• What is being asked
What follows is a listing. Return every line of it exactly.
##### Provided entries #####
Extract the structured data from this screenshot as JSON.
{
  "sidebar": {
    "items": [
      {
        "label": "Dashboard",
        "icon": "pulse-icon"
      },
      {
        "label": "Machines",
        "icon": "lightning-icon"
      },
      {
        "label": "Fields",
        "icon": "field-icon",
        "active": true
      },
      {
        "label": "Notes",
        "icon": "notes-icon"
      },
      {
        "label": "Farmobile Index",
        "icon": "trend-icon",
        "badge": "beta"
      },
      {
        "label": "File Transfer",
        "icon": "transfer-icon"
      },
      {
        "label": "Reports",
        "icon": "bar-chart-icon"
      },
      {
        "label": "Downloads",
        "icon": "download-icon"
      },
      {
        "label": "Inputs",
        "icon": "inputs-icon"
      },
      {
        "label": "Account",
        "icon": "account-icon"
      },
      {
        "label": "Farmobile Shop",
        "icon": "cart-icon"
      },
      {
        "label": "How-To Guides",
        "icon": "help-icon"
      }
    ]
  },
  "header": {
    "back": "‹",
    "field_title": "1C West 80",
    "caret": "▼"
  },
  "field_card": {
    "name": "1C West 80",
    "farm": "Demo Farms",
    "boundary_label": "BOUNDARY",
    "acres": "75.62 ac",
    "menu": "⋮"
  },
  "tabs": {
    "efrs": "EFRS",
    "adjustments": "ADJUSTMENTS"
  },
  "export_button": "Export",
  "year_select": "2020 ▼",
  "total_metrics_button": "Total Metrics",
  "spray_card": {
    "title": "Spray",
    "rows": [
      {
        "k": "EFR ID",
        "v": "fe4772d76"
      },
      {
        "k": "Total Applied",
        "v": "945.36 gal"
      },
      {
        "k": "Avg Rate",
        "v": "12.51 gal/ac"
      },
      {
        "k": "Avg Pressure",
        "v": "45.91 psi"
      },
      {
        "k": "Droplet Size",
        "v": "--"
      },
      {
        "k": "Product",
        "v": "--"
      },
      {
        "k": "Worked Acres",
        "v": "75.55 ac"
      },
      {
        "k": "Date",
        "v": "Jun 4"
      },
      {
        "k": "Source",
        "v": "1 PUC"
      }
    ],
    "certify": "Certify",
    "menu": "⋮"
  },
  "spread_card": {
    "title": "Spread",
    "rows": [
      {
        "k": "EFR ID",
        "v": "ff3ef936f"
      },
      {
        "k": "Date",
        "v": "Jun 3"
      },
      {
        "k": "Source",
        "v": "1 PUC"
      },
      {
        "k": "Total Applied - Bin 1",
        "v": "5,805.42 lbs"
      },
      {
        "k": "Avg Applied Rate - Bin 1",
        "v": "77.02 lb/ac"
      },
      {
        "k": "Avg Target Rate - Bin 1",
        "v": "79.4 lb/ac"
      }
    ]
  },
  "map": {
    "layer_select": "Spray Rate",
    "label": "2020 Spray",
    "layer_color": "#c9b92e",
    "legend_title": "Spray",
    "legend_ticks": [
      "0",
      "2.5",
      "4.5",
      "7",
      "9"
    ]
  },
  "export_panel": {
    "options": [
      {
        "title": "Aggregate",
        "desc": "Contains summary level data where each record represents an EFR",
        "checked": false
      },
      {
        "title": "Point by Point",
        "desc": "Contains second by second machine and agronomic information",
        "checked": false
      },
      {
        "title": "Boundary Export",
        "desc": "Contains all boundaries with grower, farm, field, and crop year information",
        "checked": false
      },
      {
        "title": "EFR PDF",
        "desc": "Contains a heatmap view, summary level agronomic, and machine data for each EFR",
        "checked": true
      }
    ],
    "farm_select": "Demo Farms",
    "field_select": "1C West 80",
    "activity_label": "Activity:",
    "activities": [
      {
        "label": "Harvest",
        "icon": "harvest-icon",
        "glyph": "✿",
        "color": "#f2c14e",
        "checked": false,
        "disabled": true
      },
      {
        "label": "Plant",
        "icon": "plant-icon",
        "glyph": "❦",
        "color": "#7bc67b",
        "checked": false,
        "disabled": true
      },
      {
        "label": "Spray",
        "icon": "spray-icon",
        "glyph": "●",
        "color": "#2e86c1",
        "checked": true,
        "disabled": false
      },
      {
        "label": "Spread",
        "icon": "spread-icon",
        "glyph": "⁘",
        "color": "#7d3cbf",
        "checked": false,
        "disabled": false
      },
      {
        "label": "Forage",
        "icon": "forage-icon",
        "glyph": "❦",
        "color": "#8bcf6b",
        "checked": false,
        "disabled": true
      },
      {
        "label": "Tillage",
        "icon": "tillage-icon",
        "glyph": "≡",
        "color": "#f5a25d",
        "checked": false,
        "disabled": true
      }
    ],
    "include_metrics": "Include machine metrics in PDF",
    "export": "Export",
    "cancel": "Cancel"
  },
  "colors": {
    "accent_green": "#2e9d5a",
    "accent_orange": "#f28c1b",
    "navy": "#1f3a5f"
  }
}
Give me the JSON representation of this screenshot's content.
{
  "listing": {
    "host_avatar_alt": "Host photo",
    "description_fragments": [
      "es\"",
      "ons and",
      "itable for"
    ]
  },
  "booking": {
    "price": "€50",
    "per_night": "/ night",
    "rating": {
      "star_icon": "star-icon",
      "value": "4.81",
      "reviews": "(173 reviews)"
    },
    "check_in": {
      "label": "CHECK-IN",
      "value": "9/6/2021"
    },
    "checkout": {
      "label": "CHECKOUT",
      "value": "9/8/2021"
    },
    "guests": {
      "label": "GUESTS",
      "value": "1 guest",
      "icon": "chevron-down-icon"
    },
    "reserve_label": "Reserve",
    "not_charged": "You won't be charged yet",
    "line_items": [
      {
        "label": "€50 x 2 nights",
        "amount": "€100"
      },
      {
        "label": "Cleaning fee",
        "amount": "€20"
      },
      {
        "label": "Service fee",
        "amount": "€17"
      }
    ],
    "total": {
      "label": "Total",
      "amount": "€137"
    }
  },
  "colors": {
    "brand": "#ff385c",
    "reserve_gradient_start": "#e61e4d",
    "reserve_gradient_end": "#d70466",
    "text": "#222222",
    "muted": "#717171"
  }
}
#####
• Complete response
Extract the structured data from this screenshot as JSON.
{
  "sidebar": {
    "items": [
      {
        "label": "Dashboard",
        "icon": "pulse-icon"
      },
      {
        "label": "Machines",
        "icon": "lightning-icon"
      },
      {
        "label": "Fields",
        "icon": "field-icon",
        "active": true
      },
      {
        "label": "Notes",
        "icon": "notes-icon"
      },
      {
        "label": "Farmobile Index",
        "icon": "trend-icon",
        "badge": "beta"
      },
      {
        "label": "File Transfer",
        "icon": "transfer-icon"
      },
      {
        "label": "Reports",
        "icon": "bar-chart-icon"
      },
      {
        "label": "Downloads",
        "icon": "download-icon"
      },
      {
        "label": "Inputs",
        "icon": "inputs-icon"
      },
      {
        "label": "Account",
        "icon": "account-icon"
      },
      {
        "label": "Farmobile Shop",
        "icon": "cart-icon"
      },
      {
        "label": "How-To Guides",
        "icon": "help-icon"
      }
    ]
  },
  "header": {
    "back": "‹",
    "field_title": "1C West 80",
    "caret": "▼"
  },
  "field_card": {
    "name": "1C West 80",
    "farm": "Demo Farms",
    "boundary_label": "BOUNDARY",
    "acres": "75.62 ac",
    "menu": "⋮"
  },
  "tabs": {
    "efrs": "EFRS",
    "adjustments": "ADJUSTMENTS"
  },
  "export_button": "Export",
  "year_select": "2020 ▼",
  "total_metrics_button": "Total Metrics",
  "spray_card": {
    "title": "Spray",
    "rows": [
      {
        "k": "EFR ID",
        "v": "fe4772d76"
      },
      {
        "k": "Total Applied",
        "v": "945.36 gal"
      },
      {
        "k": "Avg Rate",
        "v": "12.51 gal/ac"
      },
      {
        "k": "Avg Pressure",
        "v": "45.91 psi"
      },
      {
        "k": "Droplet Size",
        "v": "--"
      },
      {
        "k": "Product",
        "v": "--"
      },
      {
        "k": "Worked Acres",
        "v": "75.55 ac"
      },
      {
        "k": "Date",
        "v": "Jun 4"
      },
      {
        "k": "Source",
        "v": "1 PUC"
      }
    ],
    "certify": "Certify",
    "menu": "⋮"
  },
  "spread_card": {
    "title": "Spread",
    "rows": [
      {
        "k": "EFR ID",
        "v": "ff3ef936f"
      },
      {
        "k": "Date",
        "v": "Jun 3"
      },
      {
        "k": "Source",
        "v": "1 PUC"
      },
      {
        "k": "Total Applied - Bin 1",
        "v": "5,805.42 lbs"
      },
      {
        "k": "Avg Applied Rate - Bin 1",
        "v": "77.02 lb/ac"
      },
      {
        "k": "Avg Target Rate - Bin 1",
        "v": "79.4 lb/ac"
      }
    ]
  },
  "map": {
    "layer_select": "Spray Rate",
    "label": "2020 Spray",
    "layer_color": "#c9b92e",
    "legend_title": "Spray",
    "legend_ticks": [
      "0",
      "2.5",
      "4.5",
      "7",
      "9"
    ]
  },
  "export_panel": {
    "options": [
      {
        "title": "Aggregate",
        "desc": "Contains summary level data where each record represents an EFR",
        "checked": false
      },
      {
        "title": "Point by Point",
        "desc": "Contains second by second machine and agronomic information",
        "checked": false
      },
      {
        "title": "Boundary Export",
        "desc": "Contains all boundaries with grower, farm, field, and crop year information",
        "checked": false
      },
      {
        "title": "EFR PDF",
        "desc": "Contains a heatmap view, summary level agronomic, and machine data for each EFR",
        "checked": true
      }
    ],
    "farm_select": "Demo Farms",
    "field_select": "1C West 80",
    "activity_label": "Activity:",
    "activities": [
      {
        "label": "Harvest",
        "icon": "harvest-icon",
        "glyph": "✿",
        "color": "#f2c14e",
        "checked": false,
        "disabled": true
      },
      {
        "label": "Plant",
        "icon": "plant-icon",
        "glyph": "❦",
        "color": "#7bc67b",
        "checked": false,
        "disabled": true
      },
      {
        "label": "Spray",
        "icon": "spray-icon",
        "glyph": "●",
        "color": "#2e86c1",
        "checked": true,
        "disabled": false
      },
      {
        "label": "Spread",
        "icon": "spread-icon",
        "glyph": "⁘",
        "color": "#7d3cbf",
        "checked": false,
        "disabled": false
      },
      {
        "label": "Forage",
        "icon": "forage-icon",
        "glyph": "❦",
        "color": "#8bcf6b",
        "checked": false,
        "disabled": true
      },
      {
        "label": "Tillage",
        "icon": "tillage-icon",
        "glyph": "≡",
        "color": "#f5a25d",
        "checked": false,
        "disabled": true
      }
    ],
    "include_metrics": "Include machine metrics in PDF",
    "export": "Export",
    "cancel": "Cancel"
  },
  "colors": {
    "accent_green": "#2e9d5a",
    "accent_orange": "#f28c1b",
    "navy": "#1f3a5f"
  }
}
Give me the JSON representation of this screenshot's content.
{
  "listing": {
    "host_avatar_alt": "Host photo",
    "description_fragments": [
      "es\"",
      "ons and",
      "itable for"
    ]
  },
  "booking": {
    "price": "€50",
    "per_night": "/ night",
    "rating": {
      "star_icon": "star-icon",
      "value": "4.81",
      "reviews": "(173 reviews)"
    },
    "check_in": {
      "label": "CHECK-IN",
      "value": "9/6/2021"
    },
    "checkout": {
      "label": "CHECKOUT",
      "value": "9/8/2021"
    },
    "guests": {
      "label": "GUESTS",
      "value": "1 guest",
      "icon": "chevron-down-icon"
    },
    "reserve_label": "Reserve",
    "not_charged": "You won't be charged yet",
    "line_items": [
      {
        "label": "€50 x 2 nights",
        "amount": "€100"
      },
      {
        "label": "Cleaning fee",
        "amount": "€20"
      },
      {
        "label": "Service fee",
        "amount": "€17"
      }
    ],
    "total": {
      "label": "Total",
      "amount": "€137"
    }
  },
  "colors": {
    "brand": "#ff385c",
    "reserve_gradient_start": "#e61e4d",
    "reserve_gradient_end": "#d70466",
    "text": "#222222",
    "muted": "#717171"
  }
}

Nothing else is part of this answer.